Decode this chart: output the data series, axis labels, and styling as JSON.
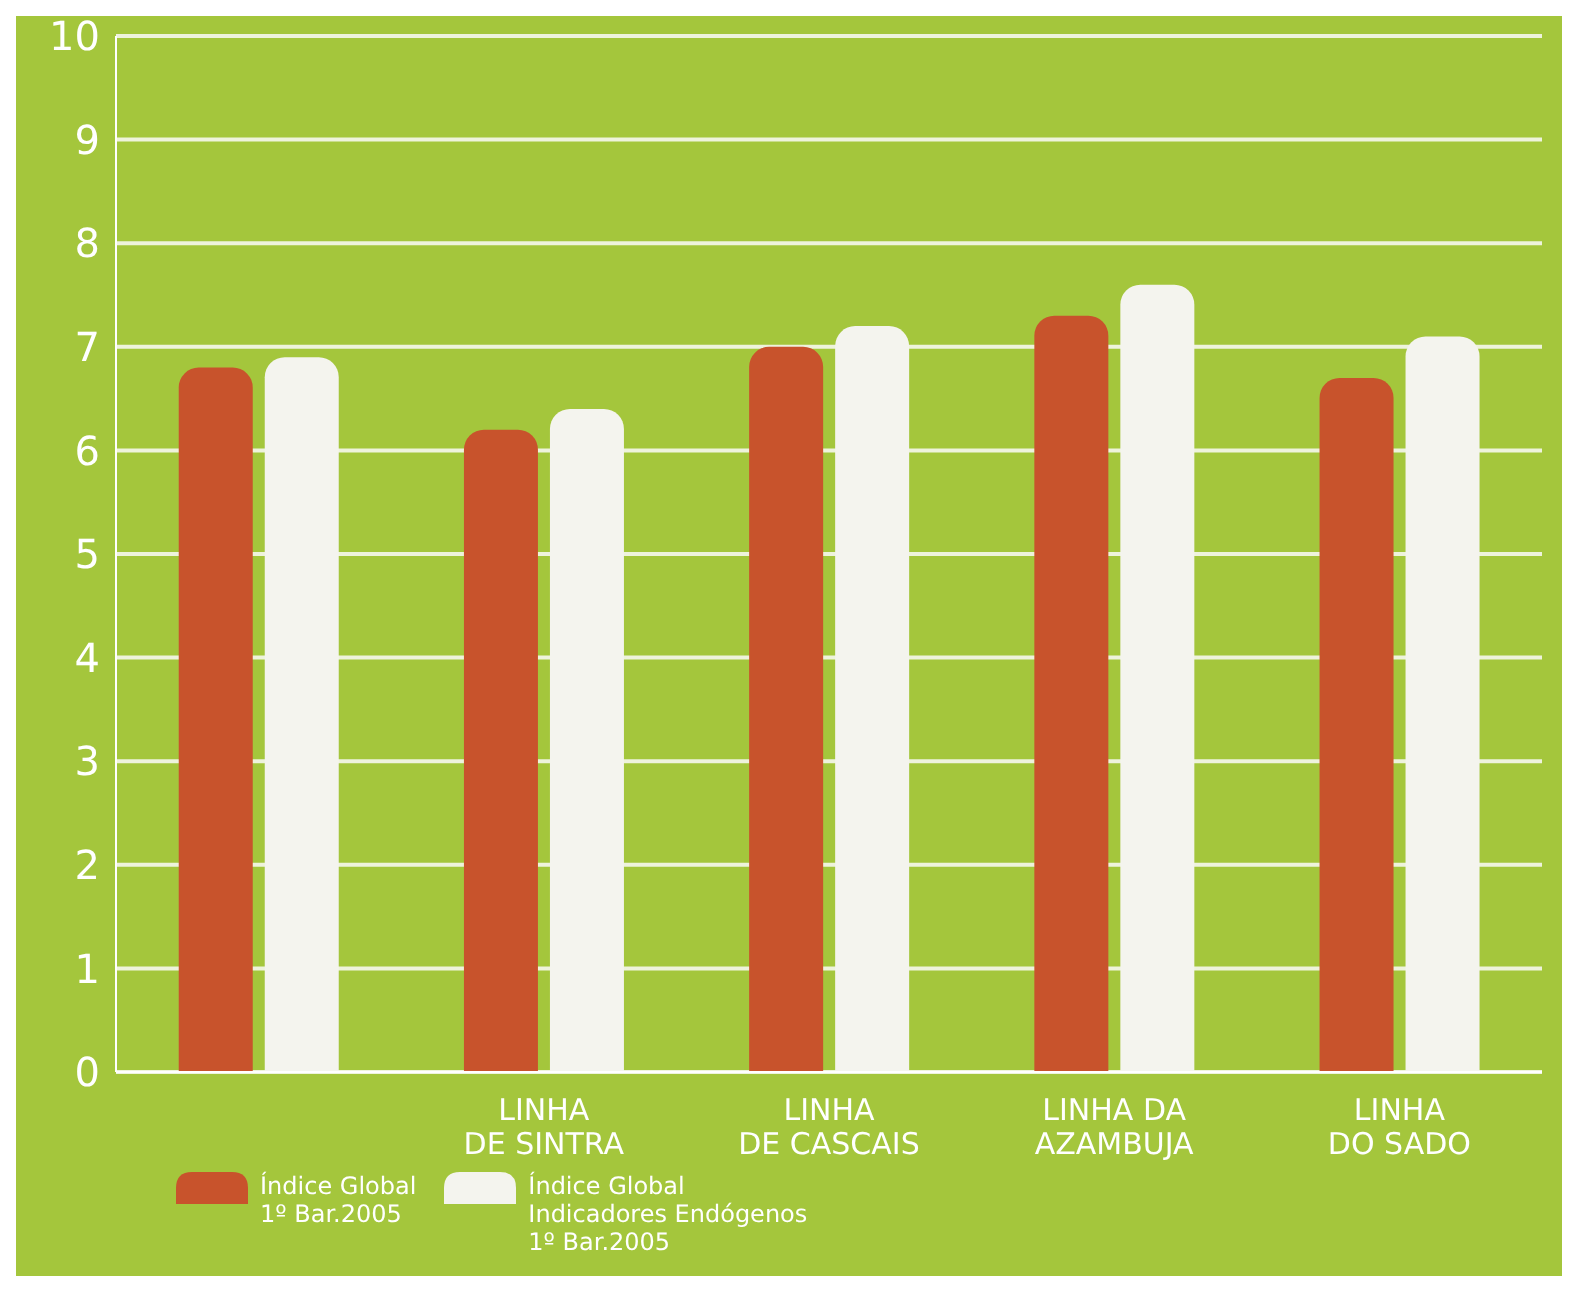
{
  "chart_data": {
    "type": "bar",
    "categories": [
      null,
      "LINHA\nDE SINTRA",
      "LINHA\nDE CASCAIS",
      "LINHA DA\nAZAMBUJA",
      "LINHA\nDO SADO"
    ],
    "series": [
      {
        "name": "Índice Global\n1º Bar.2005",
        "color": "#c8532c",
        "values": [
          6.8,
          6.2,
          7.0,
          7.3,
          6.7
        ]
      },
      {
        "name": "Índice Global\nIndicadores Endógenos\n1º Bar.2005",
        "color": "#f4f4ee",
        "values": [
          6.9,
          6.4,
          7.2,
          7.6,
          7.1
        ]
      }
    ],
    "ylim": [
      0,
      10
    ],
    "yticks": [
      0,
      1,
      2,
      3,
      4,
      5,
      6,
      7,
      8,
      9,
      10
    ],
    "grid": "y",
    "legend": "bottom left"
  }
}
───
**Written task**
Copy the material shown above in full and exactly. Skip the pictures.

**Answer**
Decode this chart: output the data series, axis labels, and styling as JSON.
{
  "chart_data": {
    "type": "bar",
    "categories": [
      null,
      "LINHA\nDE SINTRA",
      "LINHA\nDE CASCAIS",
      "LINHA DA\nAZAMBUJA",
      "LINHA\nDO SADO"
    ],
    "series": [
      {
        "name": "Índice Global\n1º Bar.2005",
        "color": "#c8532c",
        "values": [
          6.8,
          6.2,
          7.0,
          7.3,
          6.7
        ]
      },
      {
        "name": "Índice Global\nIndicadores Endógenos\n1º Bar.2005",
        "color": "#f4f4ee",
        "values": [
          6.9,
          6.4,
          7.2,
          7.6,
          7.1
        ]
      }
    ],
    "ylim": [
      0,
      10
    ],
    "yticks": [
      0,
      1,
      2,
      3,
      4,
      5,
      6,
      7,
      8,
      9,
      10
    ],
    "grid": "y",
    "legend": "bottom left"
  }
}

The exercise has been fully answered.